Task objective:
Output the data from the first line through the line containing "- series-0-point: [742, 399, 751, 407]" as a Markdown table with the columns Row and Line, numbering each row and skipping any blank lines.
## START
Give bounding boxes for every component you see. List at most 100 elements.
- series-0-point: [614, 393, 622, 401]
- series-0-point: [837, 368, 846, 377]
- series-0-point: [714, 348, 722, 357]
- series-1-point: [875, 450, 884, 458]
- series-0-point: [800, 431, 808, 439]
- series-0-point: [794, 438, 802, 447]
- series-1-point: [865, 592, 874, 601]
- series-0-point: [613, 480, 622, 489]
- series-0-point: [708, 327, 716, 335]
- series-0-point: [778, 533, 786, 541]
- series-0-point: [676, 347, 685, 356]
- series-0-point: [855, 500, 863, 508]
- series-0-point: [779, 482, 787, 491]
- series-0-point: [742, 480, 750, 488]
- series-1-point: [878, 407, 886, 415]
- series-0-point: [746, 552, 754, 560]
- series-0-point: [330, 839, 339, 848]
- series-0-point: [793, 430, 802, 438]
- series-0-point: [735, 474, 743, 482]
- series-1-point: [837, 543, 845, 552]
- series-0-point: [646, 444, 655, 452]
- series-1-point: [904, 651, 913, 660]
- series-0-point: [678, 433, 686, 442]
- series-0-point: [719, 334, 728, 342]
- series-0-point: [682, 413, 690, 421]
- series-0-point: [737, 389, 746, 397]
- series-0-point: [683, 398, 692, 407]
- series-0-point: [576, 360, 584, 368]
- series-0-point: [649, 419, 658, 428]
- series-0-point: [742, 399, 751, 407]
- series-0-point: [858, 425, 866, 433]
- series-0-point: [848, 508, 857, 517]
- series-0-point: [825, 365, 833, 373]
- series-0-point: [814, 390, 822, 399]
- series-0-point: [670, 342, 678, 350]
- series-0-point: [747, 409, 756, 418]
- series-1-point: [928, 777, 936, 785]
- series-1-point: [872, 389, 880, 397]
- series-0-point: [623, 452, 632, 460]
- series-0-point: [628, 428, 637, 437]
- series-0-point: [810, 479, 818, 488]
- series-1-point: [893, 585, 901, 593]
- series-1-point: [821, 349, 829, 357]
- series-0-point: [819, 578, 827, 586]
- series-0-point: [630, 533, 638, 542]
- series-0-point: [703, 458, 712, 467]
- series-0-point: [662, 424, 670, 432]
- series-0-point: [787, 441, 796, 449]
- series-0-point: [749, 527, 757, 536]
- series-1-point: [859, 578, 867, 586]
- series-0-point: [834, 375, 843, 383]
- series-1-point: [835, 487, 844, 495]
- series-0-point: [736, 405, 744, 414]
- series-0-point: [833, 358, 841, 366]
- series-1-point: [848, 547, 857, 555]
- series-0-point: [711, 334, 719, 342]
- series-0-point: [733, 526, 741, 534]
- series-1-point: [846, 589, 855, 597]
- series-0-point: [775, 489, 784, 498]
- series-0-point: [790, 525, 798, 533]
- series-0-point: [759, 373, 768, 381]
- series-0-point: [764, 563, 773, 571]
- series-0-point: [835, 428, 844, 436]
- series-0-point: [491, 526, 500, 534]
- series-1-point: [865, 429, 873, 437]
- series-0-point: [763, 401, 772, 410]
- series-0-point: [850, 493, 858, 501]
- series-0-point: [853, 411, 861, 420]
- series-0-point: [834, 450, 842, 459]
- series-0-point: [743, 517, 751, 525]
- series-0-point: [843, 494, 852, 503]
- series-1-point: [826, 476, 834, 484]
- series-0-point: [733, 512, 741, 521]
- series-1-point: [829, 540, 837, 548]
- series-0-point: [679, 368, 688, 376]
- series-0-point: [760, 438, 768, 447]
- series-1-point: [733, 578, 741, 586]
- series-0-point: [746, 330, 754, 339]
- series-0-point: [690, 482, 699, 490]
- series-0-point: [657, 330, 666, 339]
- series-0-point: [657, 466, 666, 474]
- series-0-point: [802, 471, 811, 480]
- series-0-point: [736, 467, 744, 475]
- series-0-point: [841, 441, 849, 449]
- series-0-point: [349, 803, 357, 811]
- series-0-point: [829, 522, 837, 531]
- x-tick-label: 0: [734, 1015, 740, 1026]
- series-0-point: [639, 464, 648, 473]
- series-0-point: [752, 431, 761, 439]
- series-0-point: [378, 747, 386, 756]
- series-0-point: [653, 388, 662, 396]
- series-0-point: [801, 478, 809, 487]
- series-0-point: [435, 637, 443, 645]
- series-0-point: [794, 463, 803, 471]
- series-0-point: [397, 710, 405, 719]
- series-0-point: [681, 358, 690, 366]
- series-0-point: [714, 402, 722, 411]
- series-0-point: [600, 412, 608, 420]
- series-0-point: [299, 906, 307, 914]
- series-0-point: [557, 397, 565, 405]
## END
Response:
| Row | Line |
|---|---|
| 1 | Give bounding boxes for every component you see. List at most 100 elements. |
| 2 | - series-0-point: [614, 393, 622, 401] |
| 3 | - series-0-point: [837, 368, 846, 377] |
| 4 | - series-0-point: [714, 348, 722, 357] |
| 5 | - series-1-point: [875, 450, 884, 458] |
| 6 | - series-0-point: [800, 431, 808, 439] |
| 7 | - series-0-point: [794, 438, 802, 447] |
| 8 | - series-1-point: [865, 592, 874, 601] |
| 9 | - series-0-point: [613, 480, 622, 489] |
| 10 | - series-0-point: [708, 327, 716, 335] |
| 11 | - series-0-point: [778, 533, 786, 541] |
| 12 | - series-0-point: [676, 347, 685, 356] |
| 13 | - series-0-point: [855, 500, 863, 508] |
| 14 | - series-0-point: [779, 482, 787, 491] |
| 15 | - series-0-point: [742, 480, 750, 488] |
| 16 | - series-1-point: [878, 407, 886, 415] |
| 17 | - series-0-point: [746, 552, 754, 560] |
| 18 | - series-0-point: [330, 839, 339, 848] |
| 19 | - series-0-point: [793, 430, 802, 438] |
| 20 | - series-0-point: [735, 474, 743, 482] |
| 21 | - series-1-point: [837, 543, 845, 552] |
| 22 | - series-0-point: [646, 444, 655, 452] |
| 23 | - series-1-point: [904, 651, 913, 660] |
| 24 | - series-0-point: [678, 433, 686, 442] |
| 25 | - series-0-point: [719, 334, 728, 342] |
| 26 | - series-0-point: [682, 413, 690, 421] |
| 27 | - series-0-point: [737, 389, 746, 397] |
| 28 | - series-0-point: [683, 398, 692, 407] |
| 29 | - series-0-point: [576, 360, 584, 368] |
| 30 | - series-0-point: [649, 419, 658, 428] |
| 31 | - series-0-point: [742, 399, 751, 407] |